Dataset items:
..........
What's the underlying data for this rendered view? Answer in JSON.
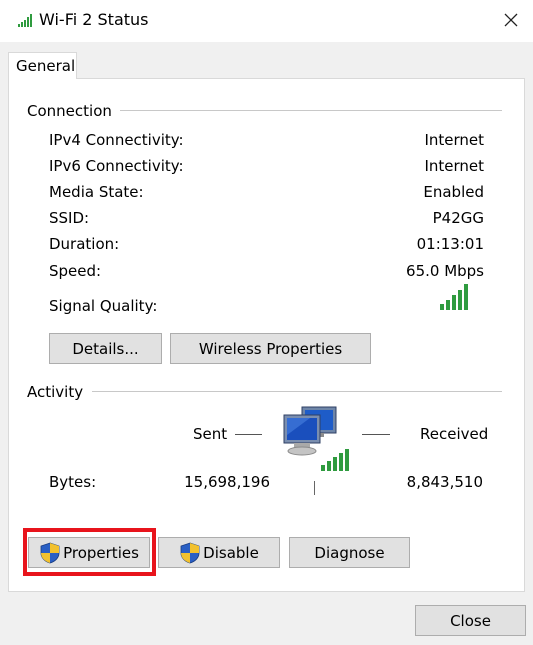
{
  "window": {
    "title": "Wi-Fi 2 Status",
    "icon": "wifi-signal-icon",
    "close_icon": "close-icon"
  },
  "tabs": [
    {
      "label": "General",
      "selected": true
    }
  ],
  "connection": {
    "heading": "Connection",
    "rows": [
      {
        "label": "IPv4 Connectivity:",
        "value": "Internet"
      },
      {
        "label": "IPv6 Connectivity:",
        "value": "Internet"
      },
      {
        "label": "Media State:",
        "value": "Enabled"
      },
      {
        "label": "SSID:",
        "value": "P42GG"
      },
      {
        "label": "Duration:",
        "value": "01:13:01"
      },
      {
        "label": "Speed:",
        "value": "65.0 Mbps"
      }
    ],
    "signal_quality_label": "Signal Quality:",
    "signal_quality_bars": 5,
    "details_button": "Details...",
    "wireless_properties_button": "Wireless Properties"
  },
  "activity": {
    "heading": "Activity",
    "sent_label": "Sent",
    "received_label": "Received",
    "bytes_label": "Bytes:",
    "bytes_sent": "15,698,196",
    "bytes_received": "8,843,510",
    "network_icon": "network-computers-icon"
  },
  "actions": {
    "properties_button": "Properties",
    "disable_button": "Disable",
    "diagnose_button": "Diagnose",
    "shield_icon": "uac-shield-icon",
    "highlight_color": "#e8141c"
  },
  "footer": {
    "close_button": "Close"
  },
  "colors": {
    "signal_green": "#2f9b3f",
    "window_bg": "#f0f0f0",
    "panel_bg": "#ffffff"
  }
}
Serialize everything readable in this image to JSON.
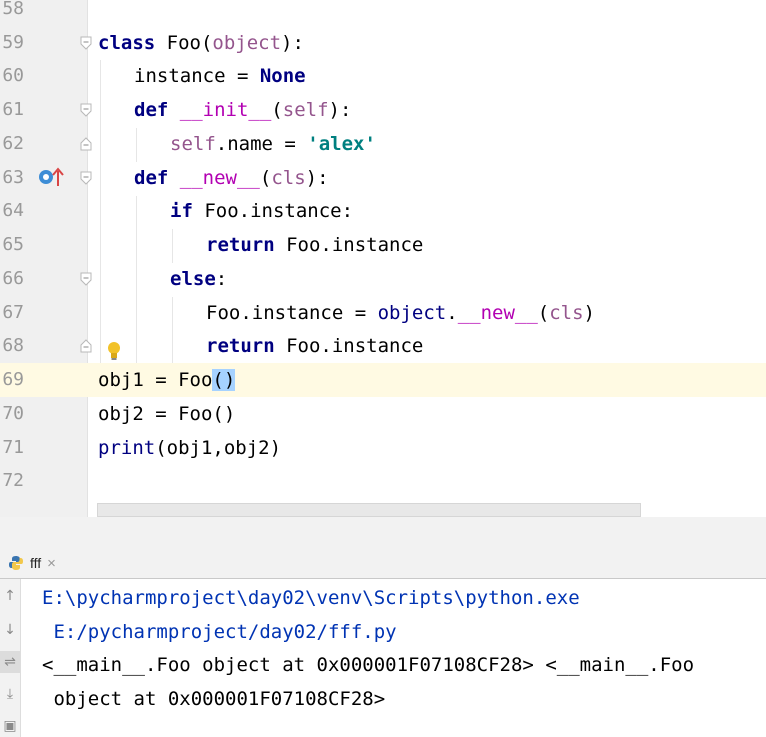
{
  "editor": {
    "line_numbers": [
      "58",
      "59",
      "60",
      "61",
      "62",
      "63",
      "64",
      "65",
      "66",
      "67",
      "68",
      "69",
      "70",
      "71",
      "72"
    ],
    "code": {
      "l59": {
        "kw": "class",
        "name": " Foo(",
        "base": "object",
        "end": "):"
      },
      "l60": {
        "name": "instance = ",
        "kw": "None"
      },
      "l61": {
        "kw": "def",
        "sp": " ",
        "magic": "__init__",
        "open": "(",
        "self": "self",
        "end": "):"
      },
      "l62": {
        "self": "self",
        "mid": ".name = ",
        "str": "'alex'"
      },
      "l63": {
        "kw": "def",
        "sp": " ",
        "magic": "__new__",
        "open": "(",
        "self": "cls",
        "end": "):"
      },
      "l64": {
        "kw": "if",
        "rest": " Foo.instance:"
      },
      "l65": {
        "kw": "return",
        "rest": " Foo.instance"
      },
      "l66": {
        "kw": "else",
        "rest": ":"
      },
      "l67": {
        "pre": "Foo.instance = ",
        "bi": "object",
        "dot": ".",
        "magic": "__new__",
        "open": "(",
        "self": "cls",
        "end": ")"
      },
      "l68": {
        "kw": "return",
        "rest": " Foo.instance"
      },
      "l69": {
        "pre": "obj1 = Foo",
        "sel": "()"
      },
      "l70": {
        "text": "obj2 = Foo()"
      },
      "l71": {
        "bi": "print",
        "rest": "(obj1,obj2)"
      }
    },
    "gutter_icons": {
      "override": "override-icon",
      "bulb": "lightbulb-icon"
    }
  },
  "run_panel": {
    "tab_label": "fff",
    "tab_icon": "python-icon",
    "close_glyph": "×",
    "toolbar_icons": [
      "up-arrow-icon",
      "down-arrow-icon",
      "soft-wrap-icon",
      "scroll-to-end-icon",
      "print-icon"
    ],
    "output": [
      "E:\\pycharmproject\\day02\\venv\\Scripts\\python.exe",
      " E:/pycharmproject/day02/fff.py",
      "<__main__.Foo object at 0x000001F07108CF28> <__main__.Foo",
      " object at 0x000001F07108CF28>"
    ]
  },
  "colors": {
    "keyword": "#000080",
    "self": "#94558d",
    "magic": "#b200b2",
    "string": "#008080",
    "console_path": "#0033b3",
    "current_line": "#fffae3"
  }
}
..........
◆ **WHAT IS REQUIRED**
The records above are to be reproduced exactly; the pictures are to be left out.

◆ **CORRECT RESULT**
What's the underlying data for this rendered view? Answer in JSON.
{
  "window": {
    "title": "Wi-Fi 2 Status",
    "icon": "wifi-signal-icon",
    "close_icon": "close-icon"
  },
  "tabs": [
    {
      "label": "General",
      "selected": true
    }
  ],
  "connection": {
    "heading": "Connection",
    "rows": [
      {
        "label": "IPv4 Connectivity:",
        "value": "Internet"
      },
      {
        "label": "IPv6 Connectivity:",
        "value": "Internet"
      },
      {
        "label": "Media State:",
        "value": "Enabled"
      },
      {
        "label": "SSID:",
        "value": "P42GG"
      },
      {
        "label": "Duration:",
        "value": "01:13:01"
      },
      {
        "label": "Speed:",
        "value": "65.0 Mbps"
      }
    ],
    "signal_quality_label": "Signal Quality:",
    "signal_quality_bars": 5,
    "details_button": "Details...",
    "wireless_properties_button": "Wireless Properties"
  },
  "activity": {
    "heading": "Activity",
    "sent_label": "Sent",
    "received_label": "Received",
    "bytes_label": "Bytes:",
    "bytes_sent": "15,698,196",
    "bytes_received": "8,843,510",
    "network_icon": "network-computers-icon"
  },
  "actions": {
    "properties_button": "Properties",
    "disable_button": "Disable",
    "diagnose_button": "Diagnose",
    "shield_icon": "uac-shield-icon",
    "highlight_color": "#e8141c"
  },
  "footer": {
    "close_button": "Close"
  },
  "colors": {
    "signal_green": "#2f9b3f",
    "window_bg": "#f0f0f0",
    "panel_bg": "#ffffff"
  }
}
Serialize everything readable in this image to JSON.
{
  "editor": {
    "line_numbers": [
      "58",
      "59",
      "60",
      "61",
      "62",
      "63",
      "64",
      "65",
      "66",
      "67",
      "68",
      "69",
      "70",
      "71",
      "72"
    ],
    "code": {
      "l59": {
        "kw": "class",
        "name": " Foo(",
        "base": "object",
        "end": "):"
      },
      "l60": {
        "name": "instance = ",
        "kw": "None"
      },
      "l61": {
        "kw": "def",
        "sp": " ",
        "magic": "__init__",
        "open": "(",
        "self": "self",
        "end": "):"
      },
      "l62": {
        "self": "self",
        "mid": ".name = ",
        "str": "'alex'"
      },
      "l63": {
        "kw": "def",
        "sp": " ",
        "magic": "__new__",
        "open": "(",
        "self": "cls",
        "end": "):"
      },
      "l64": {
        "kw": "if",
        "rest": " Foo.instance:"
      },
      "l65": {
        "kw": "return",
        "rest": " Foo.instance"
      },
      "l66": {
        "kw": "else",
        "rest": ":"
      },
      "l67": {
        "pre": "Foo.instance = ",
        "bi": "object",
        "dot": ".",
        "magic": "__new__",
        "open": "(",
        "self": "cls",
        "end": ")"
      },
      "l68": {
        "kw": "return",
        "rest": " Foo.instance"
      },
      "l69": {
        "pre": "obj1 = Foo",
        "sel": "()"
      },
      "l70": {
        "text": "obj2 = Foo()"
      },
      "l71": {
        "bi": "print",
        "rest": "(obj1,obj2)"
      }
    },
    "gutter_icons": {
      "override": "override-icon",
      "bulb": "lightbulb-icon"
    }
  },
  "run_panel": {
    "tab_label": "fff",
    "tab_icon": "python-icon",
    "close_glyph": "×",
    "toolbar_icons": [
      "up-arrow-icon",
      "down-arrow-icon",
      "soft-wrap-icon",
      "scroll-to-end-icon",
      "print-icon"
    ],
    "output": [
      "E:\\pycharmproject\\day02\\venv\\Scripts\\python.exe",
      " E:/pycharmproject/day02/fff.py",
      "<__main__.Foo object at 0x000001F07108CF28> <__main__.Foo",
      " object at 0x000001F07108CF28>"
    ]
  },
  "colors": {
    "keyword": "#000080",
    "self": "#94558d",
    "magic": "#b200b2",
    "string": "#008080",
    "console_path": "#0033b3",
    "current_line": "#fffae3"
  }
}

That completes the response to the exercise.